## [What is being asked]
Transcribe the records below exactly.
● ● ● ● ● ● ●
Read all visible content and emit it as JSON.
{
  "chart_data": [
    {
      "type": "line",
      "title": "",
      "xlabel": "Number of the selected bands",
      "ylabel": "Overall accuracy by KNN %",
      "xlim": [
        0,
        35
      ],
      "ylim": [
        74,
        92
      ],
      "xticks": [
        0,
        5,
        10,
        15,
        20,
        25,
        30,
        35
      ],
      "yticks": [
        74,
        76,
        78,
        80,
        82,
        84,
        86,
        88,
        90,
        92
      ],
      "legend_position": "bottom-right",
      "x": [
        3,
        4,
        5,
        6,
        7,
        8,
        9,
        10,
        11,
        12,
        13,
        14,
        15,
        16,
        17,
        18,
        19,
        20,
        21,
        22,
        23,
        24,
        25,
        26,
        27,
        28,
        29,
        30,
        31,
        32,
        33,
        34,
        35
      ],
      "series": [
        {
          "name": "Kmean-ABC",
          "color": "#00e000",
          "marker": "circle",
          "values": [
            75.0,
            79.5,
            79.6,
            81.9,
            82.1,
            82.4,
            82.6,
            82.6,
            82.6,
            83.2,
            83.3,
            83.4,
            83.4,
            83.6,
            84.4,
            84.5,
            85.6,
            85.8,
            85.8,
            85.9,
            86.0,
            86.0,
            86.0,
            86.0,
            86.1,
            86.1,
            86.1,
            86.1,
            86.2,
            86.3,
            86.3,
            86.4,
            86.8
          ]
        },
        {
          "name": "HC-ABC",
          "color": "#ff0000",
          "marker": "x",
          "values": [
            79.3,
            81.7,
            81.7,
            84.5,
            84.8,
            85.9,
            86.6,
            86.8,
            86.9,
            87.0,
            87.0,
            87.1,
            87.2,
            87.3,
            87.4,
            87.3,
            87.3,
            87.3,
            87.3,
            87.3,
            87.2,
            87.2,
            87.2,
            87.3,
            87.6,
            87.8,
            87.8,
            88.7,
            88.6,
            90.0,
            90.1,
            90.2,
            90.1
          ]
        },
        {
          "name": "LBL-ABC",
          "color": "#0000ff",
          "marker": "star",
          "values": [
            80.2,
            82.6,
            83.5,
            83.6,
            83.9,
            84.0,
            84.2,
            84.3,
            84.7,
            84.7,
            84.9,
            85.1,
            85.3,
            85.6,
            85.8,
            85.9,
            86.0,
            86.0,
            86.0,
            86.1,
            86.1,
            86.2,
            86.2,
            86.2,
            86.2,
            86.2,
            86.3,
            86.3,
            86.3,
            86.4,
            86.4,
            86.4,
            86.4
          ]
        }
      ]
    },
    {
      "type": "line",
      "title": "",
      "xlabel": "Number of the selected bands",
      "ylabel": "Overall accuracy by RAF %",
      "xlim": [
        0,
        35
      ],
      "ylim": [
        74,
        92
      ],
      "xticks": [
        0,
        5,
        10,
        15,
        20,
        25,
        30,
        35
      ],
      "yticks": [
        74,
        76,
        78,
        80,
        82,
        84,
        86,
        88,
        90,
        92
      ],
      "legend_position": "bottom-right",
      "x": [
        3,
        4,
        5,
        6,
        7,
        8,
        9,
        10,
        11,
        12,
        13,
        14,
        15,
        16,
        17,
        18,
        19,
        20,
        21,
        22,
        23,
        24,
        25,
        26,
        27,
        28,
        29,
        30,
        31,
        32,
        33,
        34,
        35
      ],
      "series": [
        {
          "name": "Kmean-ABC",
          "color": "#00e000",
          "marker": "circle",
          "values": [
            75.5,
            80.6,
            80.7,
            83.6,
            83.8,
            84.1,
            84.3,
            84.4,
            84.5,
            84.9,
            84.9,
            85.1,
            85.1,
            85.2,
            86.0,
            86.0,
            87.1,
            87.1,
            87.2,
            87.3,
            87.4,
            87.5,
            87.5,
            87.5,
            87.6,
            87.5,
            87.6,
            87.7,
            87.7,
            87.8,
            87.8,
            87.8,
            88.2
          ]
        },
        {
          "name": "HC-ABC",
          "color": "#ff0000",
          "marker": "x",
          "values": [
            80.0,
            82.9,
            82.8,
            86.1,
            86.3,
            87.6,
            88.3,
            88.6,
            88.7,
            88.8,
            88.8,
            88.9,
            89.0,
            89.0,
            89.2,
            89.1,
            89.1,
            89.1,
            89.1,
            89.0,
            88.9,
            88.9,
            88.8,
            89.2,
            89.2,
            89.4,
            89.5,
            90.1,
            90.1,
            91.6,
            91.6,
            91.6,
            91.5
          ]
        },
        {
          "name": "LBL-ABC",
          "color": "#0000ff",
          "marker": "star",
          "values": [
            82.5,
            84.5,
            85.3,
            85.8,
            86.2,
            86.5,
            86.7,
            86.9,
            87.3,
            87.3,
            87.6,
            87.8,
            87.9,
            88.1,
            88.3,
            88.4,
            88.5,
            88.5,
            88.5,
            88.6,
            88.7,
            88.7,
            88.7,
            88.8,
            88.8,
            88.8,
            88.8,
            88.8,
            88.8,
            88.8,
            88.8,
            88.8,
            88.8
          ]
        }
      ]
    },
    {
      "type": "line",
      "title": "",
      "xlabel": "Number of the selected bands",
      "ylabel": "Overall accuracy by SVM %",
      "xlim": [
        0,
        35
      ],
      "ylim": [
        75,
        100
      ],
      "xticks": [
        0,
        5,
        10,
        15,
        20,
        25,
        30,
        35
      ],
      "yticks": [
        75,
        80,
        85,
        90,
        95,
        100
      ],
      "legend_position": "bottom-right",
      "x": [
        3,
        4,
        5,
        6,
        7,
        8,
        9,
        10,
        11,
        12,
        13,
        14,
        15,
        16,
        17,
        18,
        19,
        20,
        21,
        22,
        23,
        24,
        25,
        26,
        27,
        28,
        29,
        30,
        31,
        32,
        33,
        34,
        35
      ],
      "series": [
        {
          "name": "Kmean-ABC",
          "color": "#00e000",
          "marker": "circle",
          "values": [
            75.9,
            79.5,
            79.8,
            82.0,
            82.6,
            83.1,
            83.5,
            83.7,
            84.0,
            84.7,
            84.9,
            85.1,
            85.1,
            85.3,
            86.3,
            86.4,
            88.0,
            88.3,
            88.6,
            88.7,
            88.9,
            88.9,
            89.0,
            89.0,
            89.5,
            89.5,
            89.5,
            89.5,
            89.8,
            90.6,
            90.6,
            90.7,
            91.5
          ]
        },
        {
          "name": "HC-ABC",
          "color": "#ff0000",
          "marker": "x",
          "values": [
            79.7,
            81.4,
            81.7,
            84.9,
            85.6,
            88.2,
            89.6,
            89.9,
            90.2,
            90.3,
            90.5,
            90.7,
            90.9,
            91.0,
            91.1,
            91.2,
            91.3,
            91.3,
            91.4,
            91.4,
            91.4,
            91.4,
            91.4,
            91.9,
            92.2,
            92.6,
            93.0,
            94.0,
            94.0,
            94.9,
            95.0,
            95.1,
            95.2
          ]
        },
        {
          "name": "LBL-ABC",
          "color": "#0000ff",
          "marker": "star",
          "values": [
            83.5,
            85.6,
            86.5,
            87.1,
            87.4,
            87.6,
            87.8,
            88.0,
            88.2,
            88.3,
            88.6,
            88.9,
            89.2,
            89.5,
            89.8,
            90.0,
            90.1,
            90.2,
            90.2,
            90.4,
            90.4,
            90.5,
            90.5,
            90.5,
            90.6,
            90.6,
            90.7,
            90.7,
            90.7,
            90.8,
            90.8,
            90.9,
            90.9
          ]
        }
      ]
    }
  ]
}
● ● ● ● ● ● ●
## [Written reply]
Read all visible content and emit it as JSON.
{
  "chart_data": [
    {
      "type": "line",
      "title": "",
      "xlabel": "Number of the selected bands",
      "ylabel": "Overall accuracy by KNN %",
      "xlim": [
        0,
        35
      ],
      "ylim": [
        74,
        92
      ],
      "xticks": [
        0,
        5,
        10,
        15,
        20,
        25,
        30,
        35
      ],
      "yticks": [
        74,
        76,
        78,
        80,
        82,
        84,
        86,
        88,
        90,
        92
      ],
      "legend_position": "bottom-right",
      "x": [
        3,
        4,
        5,
        6,
        7,
        8,
        9,
        10,
        11,
        12,
        13,
        14,
        15,
        16,
        17,
        18,
        19,
        20,
        21,
        22,
        23,
        24,
        25,
        26,
        27,
        28,
        29,
        30,
        31,
        32,
        33,
        34,
        35
      ],
      "series": [
        {
          "name": "Kmean-ABC",
          "color": "#00e000",
          "marker": "circle",
          "values": [
            75.0,
            79.5,
            79.6,
            81.9,
            82.1,
            82.4,
            82.6,
            82.6,
            82.6,
            83.2,
            83.3,
            83.4,
            83.4,
            83.6,
            84.4,
            84.5,
            85.6,
            85.8,
            85.8,
            85.9,
            86.0,
            86.0,
            86.0,
            86.0,
            86.1,
            86.1,
            86.1,
            86.1,
            86.2,
            86.3,
            86.3,
            86.4,
            86.8
          ]
        },
        {
          "name": "HC-ABC",
          "color": "#ff0000",
          "marker": "x",
          "values": [
            79.3,
            81.7,
            81.7,
            84.5,
            84.8,
            85.9,
            86.6,
            86.8,
            86.9,
            87.0,
            87.0,
            87.1,
            87.2,
            87.3,
            87.4,
            87.3,
            87.3,
            87.3,
            87.3,
            87.3,
            87.2,
            87.2,
            87.2,
            87.3,
            87.6,
            87.8,
            87.8,
            88.7,
            88.6,
            90.0,
            90.1,
            90.2,
            90.1
          ]
        },
        {
          "name": "LBL-ABC",
          "color": "#0000ff",
          "marker": "star",
          "values": [
            80.2,
            82.6,
            83.5,
            83.6,
            83.9,
            84.0,
            84.2,
            84.3,
            84.7,
            84.7,
            84.9,
            85.1,
            85.3,
            85.6,
            85.8,
            85.9,
            86.0,
            86.0,
            86.0,
            86.1,
            86.1,
            86.2,
            86.2,
            86.2,
            86.2,
            86.2,
            86.3,
            86.3,
            86.3,
            86.4,
            86.4,
            86.4,
            86.4
          ]
        }
      ]
    },
    {
      "type": "line",
      "title": "",
      "xlabel": "Number of the selected bands",
      "ylabel": "Overall accuracy by RAF %",
      "xlim": [
        0,
        35
      ],
      "ylim": [
        74,
        92
      ],
      "xticks": [
        0,
        5,
        10,
        15,
        20,
        25,
        30,
        35
      ],
      "yticks": [
        74,
        76,
        78,
        80,
        82,
        84,
        86,
        88,
        90,
        92
      ],
      "legend_position": "bottom-right",
      "x": [
        3,
        4,
        5,
        6,
        7,
        8,
        9,
        10,
        11,
        12,
        13,
        14,
        15,
        16,
        17,
        18,
        19,
        20,
        21,
        22,
        23,
        24,
        25,
        26,
        27,
        28,
        29,
        30,
        31,
        32,
        33,
        34,
        35
      ],
      "series": [
        {
          "name": "Kmean-ABC",
          "color": "#00e000",
          "marker": "circle",
          "values": [
            75.5,
            80.6,
            80.7,
            83.6,
            83.8,
            84.1,
            84.3,
            84.4,
            84.5,
            84.9,
            84.9,
            85.1,
            85.1,
            85.2,
            86.0,
            86.0,
            87.1,
            87.1,
            87.2,
            87.3,
            87.4,
            87.5,
            87.5,
            87.5,
            87.6,
            87.5,
            87.6,
            87.7,
            87.7,
            87.8,
            87.8,
            87.8,
            88.2
          ]
        },
        {
          "name": "HC-ABC",
          "color": "#ff0000",
          "marker": "x",
          "values": [
            80.0,
            82.9,
            82.8,
            86.1,
            86.3,
            87.6,
            88.3,
            88.6,
            88.7,
            88.8,
            88.8,
            88.9,
            89.0,
            89.0,
            89.2,
            89.1,
            89.1,
            89.1,
            89.1,
            89.0,
            88.9,
            88.9,
            88.8,
            89.2,
            89.2,
            89.4,
            89.5,
            90.1,
            90.1,
            91.6,
            91.6,
            91.6,
            91.5
          ]
        },
        {
          "name": "LBL-ABC",
          "color": "#0000ff",
          "marker": "star",
          "values": [
            82.5,
            84.5,
            85.3,
            85.8,
            86.2,
            86.5,
            86.7,
            86.9,
            87.3,
            87.3,
            87.6,
            87.8,
            87.9,
            88.1,
            88.3,
            88.4,
            88.5,
            88.5,
            88.5,
            88.6,
            88.7,
            88.7,
            88.7,
            88.8,
            88.8,
            88.8,
            88.8,
            88.8,
            88.8,
            88.8,
            88.8,
            88.8,
            88.8
          ]
        }
      ]
    },
    {
      "type": "line",
      "title": "",
      "xlabel": "Number of the selected bands",
      "ylabel": "Overall accuracy by SVM %",
      "xlim": [
        0,
        35
      ],
      "ylim": [
        75,
        100
      ],
      "xticks": [
        0,
        5,
        10,
        15,
        20,
        25,
        30,
        35
      ],
      "yticks": [
        75,
        80,
        85,
        90,
        95,
        100
      ],
      "legend_position": "bottom-right",
      "x": [
        3,
        4,
        5,
        6,
        7,
        8,
        9,
        10,
        11,
        12,
        13,
        14,
        15,
        16,
        17,
        18,
        19,
        20,
        21,
        22,
        23,
        24,
        25,
        26,
        27,
        28,
        29,
        30,
        31,
        32,
        33,
        34,
        35
      ],
      "series": [
        {
          "name": "Kmean-ABC",
          "color": "#00e000",
          "marker": "circle",
          "values": [
            75.9,
            79.5,
            79.8,
            82.0,
            82.6,
            83.1,
            83.5,
            83.7,
            84.0,
            84.7,
            84.9,
            85.1,
            85.1,
            85.3,
            86.3,
            86.4,
            88.0,
            88.3,
            88.6,
            88.7,
            88.9,
            88.9,
            89.0,
            89.0,
            89.5,
            89.5,
            89.5,
            89.5,
            89.8,
            90.6,
            90.6,
            90.7,
            91.5
          ]
        },
        {
          "name": "HC-ABC",
          "color": "#ff0000",
          "marker": "x",
          "values": [
            79.7,
            81.4,
            81.7,
            84.9,
            85.6,
            88.2,
            89.6,
            89.9,
            90.2,
            90.3,
            90.5,
            90.7,
            90.9,
            91.0,
            91.1,
            91.2,
            91.3,
            91.3,
            91.4,
            91.4,
            91.4,
            91.4,
            91.4,
            91.9,
            92.2,
            92.6,
            93.0,
            94.0,
            94.0,
            94.9,
            95.0,
            95.1,
            95.2
          ]
        },
        {
          "name": "LBL-ABC",
          "color": "#0000ff",
          "marker": "star",
          "values": [
            83.5,
            85.6,
            86.5,
            87.1,
            87.4,
            87.6,
            87.8,
            88.0,
            88.2,
            88.3,
            88.6,
            88.9,
            89.2,
            89.5,
            89.8,
            90.0,
            90.1,
            90.2,
            90.2,
            90.4,
            90.4,
            90.5,
            90.5,
            90.5,
            90.6,
            90.6,
            90.7,
            90.7,
            90.7,
            90.8,
            90.8,
            90.9,
            90.9
          ]
        }
      ]
    }
  ]
}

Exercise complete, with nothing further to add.